*** Given records ***
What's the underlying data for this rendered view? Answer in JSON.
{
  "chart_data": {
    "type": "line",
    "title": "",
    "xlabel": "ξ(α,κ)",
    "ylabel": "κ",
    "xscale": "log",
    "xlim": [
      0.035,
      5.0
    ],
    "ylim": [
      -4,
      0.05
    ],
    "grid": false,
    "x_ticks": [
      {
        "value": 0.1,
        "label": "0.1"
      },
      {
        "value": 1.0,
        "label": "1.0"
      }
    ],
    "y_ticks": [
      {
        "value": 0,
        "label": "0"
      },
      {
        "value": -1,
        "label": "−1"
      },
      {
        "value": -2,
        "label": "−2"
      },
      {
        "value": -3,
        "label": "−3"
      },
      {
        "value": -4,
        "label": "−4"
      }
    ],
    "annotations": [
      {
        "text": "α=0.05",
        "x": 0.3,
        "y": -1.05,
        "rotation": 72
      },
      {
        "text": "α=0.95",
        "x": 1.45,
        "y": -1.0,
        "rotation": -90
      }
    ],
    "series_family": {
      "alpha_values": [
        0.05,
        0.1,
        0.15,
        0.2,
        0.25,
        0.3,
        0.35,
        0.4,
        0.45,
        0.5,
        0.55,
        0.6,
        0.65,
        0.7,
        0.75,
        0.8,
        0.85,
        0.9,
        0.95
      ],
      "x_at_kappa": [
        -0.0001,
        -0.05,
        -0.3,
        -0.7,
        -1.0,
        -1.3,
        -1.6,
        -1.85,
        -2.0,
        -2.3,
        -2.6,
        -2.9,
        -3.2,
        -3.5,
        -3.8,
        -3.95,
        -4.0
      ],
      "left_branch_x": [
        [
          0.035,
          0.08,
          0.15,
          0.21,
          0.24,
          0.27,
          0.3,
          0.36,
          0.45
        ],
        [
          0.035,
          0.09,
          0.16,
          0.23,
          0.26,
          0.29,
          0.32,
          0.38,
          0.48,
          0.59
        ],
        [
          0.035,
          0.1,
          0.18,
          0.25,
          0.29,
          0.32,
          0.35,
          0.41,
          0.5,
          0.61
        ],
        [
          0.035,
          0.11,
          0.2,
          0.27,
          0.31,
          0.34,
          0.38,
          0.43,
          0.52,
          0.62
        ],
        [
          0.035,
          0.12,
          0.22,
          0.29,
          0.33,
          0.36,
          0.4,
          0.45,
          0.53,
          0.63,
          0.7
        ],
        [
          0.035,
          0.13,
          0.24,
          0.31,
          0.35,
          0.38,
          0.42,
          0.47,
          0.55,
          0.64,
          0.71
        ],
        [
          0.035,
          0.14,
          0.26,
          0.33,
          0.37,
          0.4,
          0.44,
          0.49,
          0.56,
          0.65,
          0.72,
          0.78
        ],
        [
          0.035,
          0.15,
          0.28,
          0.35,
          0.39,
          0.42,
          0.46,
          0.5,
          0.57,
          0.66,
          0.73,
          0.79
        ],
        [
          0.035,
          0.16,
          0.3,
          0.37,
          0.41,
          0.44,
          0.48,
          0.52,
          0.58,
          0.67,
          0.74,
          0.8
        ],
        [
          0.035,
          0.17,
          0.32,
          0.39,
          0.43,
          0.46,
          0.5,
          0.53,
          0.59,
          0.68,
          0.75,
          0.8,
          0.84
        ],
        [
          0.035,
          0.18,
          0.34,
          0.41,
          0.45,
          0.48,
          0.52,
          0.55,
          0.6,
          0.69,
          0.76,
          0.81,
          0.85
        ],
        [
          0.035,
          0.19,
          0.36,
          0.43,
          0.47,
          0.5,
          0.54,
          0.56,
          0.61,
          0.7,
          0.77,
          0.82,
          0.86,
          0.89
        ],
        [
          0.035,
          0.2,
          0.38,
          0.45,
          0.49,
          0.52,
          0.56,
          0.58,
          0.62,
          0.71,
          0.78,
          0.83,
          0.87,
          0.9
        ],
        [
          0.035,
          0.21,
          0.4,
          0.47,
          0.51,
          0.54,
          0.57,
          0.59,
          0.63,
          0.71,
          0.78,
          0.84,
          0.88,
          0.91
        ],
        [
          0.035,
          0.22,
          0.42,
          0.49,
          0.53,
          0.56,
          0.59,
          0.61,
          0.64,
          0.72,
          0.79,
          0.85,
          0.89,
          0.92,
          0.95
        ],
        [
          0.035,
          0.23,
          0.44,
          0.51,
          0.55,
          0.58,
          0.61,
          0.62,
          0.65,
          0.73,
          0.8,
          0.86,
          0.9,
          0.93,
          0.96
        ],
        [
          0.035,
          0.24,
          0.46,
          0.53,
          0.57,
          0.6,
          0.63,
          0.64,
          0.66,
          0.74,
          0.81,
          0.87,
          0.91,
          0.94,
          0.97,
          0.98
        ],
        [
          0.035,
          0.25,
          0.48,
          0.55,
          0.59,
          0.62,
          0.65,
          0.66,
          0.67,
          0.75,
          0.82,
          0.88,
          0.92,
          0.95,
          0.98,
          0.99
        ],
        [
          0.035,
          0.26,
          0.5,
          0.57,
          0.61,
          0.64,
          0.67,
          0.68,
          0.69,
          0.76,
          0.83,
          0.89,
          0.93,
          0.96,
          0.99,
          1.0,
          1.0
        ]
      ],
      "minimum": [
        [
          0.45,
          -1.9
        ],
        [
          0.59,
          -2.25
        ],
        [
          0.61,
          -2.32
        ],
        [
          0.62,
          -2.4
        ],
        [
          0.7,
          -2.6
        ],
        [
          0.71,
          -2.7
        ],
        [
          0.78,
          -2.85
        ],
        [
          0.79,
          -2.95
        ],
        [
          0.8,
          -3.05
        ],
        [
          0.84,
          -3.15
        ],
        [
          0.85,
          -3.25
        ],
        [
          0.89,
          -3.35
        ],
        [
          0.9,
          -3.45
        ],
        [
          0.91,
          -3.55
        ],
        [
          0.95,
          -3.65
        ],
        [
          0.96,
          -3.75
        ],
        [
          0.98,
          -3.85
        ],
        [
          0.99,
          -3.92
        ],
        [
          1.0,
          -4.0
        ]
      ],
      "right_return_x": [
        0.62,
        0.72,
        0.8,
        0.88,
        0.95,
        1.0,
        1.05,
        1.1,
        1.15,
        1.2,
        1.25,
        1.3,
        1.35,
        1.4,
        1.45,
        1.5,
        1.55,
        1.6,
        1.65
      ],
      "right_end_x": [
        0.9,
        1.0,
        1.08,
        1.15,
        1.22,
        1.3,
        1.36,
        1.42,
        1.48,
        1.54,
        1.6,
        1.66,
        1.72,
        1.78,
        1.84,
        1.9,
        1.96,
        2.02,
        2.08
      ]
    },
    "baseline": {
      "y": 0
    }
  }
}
***
Reproduce the data, keeping every line exactly the same.

What's the underlying data for this rendered view? Answer in JSON.
{
  "chart_data": {
    "type": "line",
    "title": "",
    "xlabel": "ξ(α,κ)",
    "ylabel": "κ",
    "xscale": "log",
    "xlim": [
      0.035,
      5.0
    ],
    "ylim": [
      -4,
      0.05
    ],
    "grid": false,
    "x_ticks": [
      {
        "value": 0.1,
        "label": "0.1"
      },
      {
        "value": 1.0,
        "label": "1.0"
      }
    ],
    "y_ticks": [
      {
        "value": 0,
        "label": "0"
      },
      {
        "value": -1,
        "label": "−1"
      },
      {
        "value": -2,
        "label": "−2"
      },
      {
        "value": -3,
        "label": "−3"
      },
      {
        "value": -4,
        "label": "−4"
      }
    ],
    "annotations": [
      {
        "text": "α=0.05",
        "x": 0.3,
        "y": -1.05,
        "rotation": 72
      },
      {
        "text": "α=0.95",
        "x": 1.45,
        "y": -1.0,
        "rotation": -90
      }
    ],
    "series_family": {
      "alpha_values": [
        0.05,
        0.1,
        0.15,
        0.2,
        0.25,
        0.3,
        0.35,
        0.4,
        0.45,
        0.5,
        0.55,
        0.6,
        0.65,
        0.7,
        0.75,
        0.8,
        0.85,
        0.9,
        0.95
      ],
      "x_at_kappa": [
        -0.0001,
        -0.05,
        -0.3,
        -0.7,
        -1.0,
        -1.3,
        -1.6,
        -1.85,
        -2.0,
        -2.3,
        -2.6,
        -2.9,
        -3.2,
        -3.5,
        -3.8,
        -3.95,
        -4.0
      ],
      "left_branch_x": [
        [
          0.035,
          0.08,
          0.15,
          0.21,
          0.24,
          0.27,
          0.3,
          0.36,
          0.45
        ],
        [
          0.035,
          0.09,
          0.16,
          0.23,
          0.26,
          0.29,
          0.32,
          0.38,
          0.48,
          0.59
        ],
        [
          0.035,
          0.1,
          0.18,
          0.25,
          0.29,
          0.32,
          0.35,
          0.41,
          0.5,
          0.61
        ],
        [
          0.035,
          0.11,
          0.2,
          0.27,
          0.31,
          0.34,
          0.38,
          0.43,
          0.52,
          0.62
        ],
        [
          0.035,
          0.12,
          0.22,
          0.29,
          0.33,
          0.36,
          0.4,
          0.45,
          0.53,
          0.63,
          0.7
        ],
        [
          0.035,
          0.13,
          0.24,
          0.31,
          0.35,
          0.38,
          0.42,
          0.47,
          0.55,
          0.64,
          0.71
        ],
        [
          0.035,
          0.14,
          0.26,
          0.33,
          0.37,
          0.4,
          0.44,
          0.49,
          0.56,
          0.65,
          0.72,
          0.78
        ],
        [
          0.035,
          0.15,
          0.28,
          0.35,
          0.39,
          0.42,
          0.46,
          0.5,
          0.57,
          0.66,
          0.73,
          0.79
        ],
        [
          0.035,
          0.16,
          0.3,
          0.37,
          0.41,
          0.44,
          0.48,
          0.52,
          0.58,
          0.67,
          0.74,
          0.8
        ],
        [
          0.035,
          0.17,
          0.32,
          0.39,
          0.43,
          0.46,
          0.5,
          0.53,
          0.59,
          0.68,
          0.75,
          0.8,
          0.84
        ],
        [
          0.035,
          0.18,
          0.34,
          0.41,
          0.45,
          0.48,
          0.52,
          0.55,
          0.6,
          0.69,
          0.76,
          0.81,
          0.85
        ],
        [
          0.035,
          0.19,
          0.36,
          0.43,
          0.47,
          0.5,
          0.54,
          0.56,
          0.61,
          0.7,
          0.77,
          0.82,
          0.86,
          0.89
        ],
        [
          0.035,
          0.2,
          0.38,
          0.45,
          0.49,
          0.52,
          0.56,
          0.58,
          0.62,
          0.71,
          0.78,
          0.83,
          0.87,
          0.9
        ],
        [
          0.035,
          0.21,
          0.4,
          0.47,
          0.51,
          0.54,
          0.57,
          0.59,
          0.63,
          0.71,
          0.78,
          0.84,
          0.88,
          0.91
        ],
        [
          0.035,
          0.22,
          0.42,
          0.49,
          0.53,
          0.56,
          0.59,
          0.61,
          0.64,
          0.72,
          0.79,
          0.85,
          0.89,
          0.92,
          0.95
        ],
        [
          0.035,
          0.23,
          0.44,
          0.51,
          0.55,
          0.58,
          0.61,
          0.62,
          0.65,
          0.73,
          0.8,
          0.86,
          0.9,
          0.93,
          0.96
        ],
        [
          0.035,
          0.24,
          0.46,
          0.53,
          0.57,
          0.6,
          0.63,
          0.64,
          0.66,
          0.74,
          0.81,
          0.87,
          0.91,
          0.94,
          0.97,
          0.98
        ],
        [
          0.035,
          0.25,
          0.48,
          0.55,
          0.59,
          0.62,
          0.65,
          0.66,
          0.67,
          0.75,
          0.82,
          0.88,
          0.92,
          0.95,
          0.98,
          0.99
        ],
        [
          0.035,
          0.26,
          0.5,
          0.57,
          0.61,
          0.64,
          0.67,
          0.68,
          0.69,
          0.76,
          0.83,
          0.89,
          0.93,
          0.96,
          0.99,
          1.0,
          1.0
        ]
      ],
      "minimum": [
        [
          0.45,
          -1.9
        ],
        [
          0.59,
          -2.25
        ],
        [
          0.61,
          -2.32
        ],
        [
          0.62,
          -2.4
        ],
        [
          0.7,
          -2.6
        ],
        [
          0.71,
          -2.7
        ],
        [
          0.78,
          -2.85
        ],
        [
          0.79,
          -2.95
        ],
        [
          0.8,
          -3.05
        ],
        [
          0.84,
          -3.15
        ],
        [
          0.85,
          -3.25
        ],
        [
          0.89,
          -3.35
        ],
        [
          0.9,
          -3.45
        ],
        [
          0.91,
          -3.55
        ],
        [
          0.95,
          -3.65
        ],
        [
          0.96,
          -3.75
        ],
        [
          0.98,
          -3.85
        ],
        [
          0.99,
          -3.92
        ],
        [
          1.0,
          -4.0
        ]
      ],
      "right_return_x": [
        0.62,
        0.72,
        0.8,
        0.88,
        0.95,
        1.0,
        1.05,
        1.1,
        1.15,
        1.2,
        1.25,
        1.3,
        1.35,
        1.4,
        1.45,
        1.5,
        1.55,
        1.6,
        1.65
      ],
      "right_end_x": [
        0.9,
        1.0,
        1.08,
        1.15,
        1.22,
        1.3,
        1.36,
        1.42,
        1.48,
        1.54,
        1.6,
        1.66,
        1.72,
        1.78,
        1.84,
        1.9,
        1.96,
        2.02,
        2.08
      ]
    },
    "baseline": {
      "y": 0
    }
  }
}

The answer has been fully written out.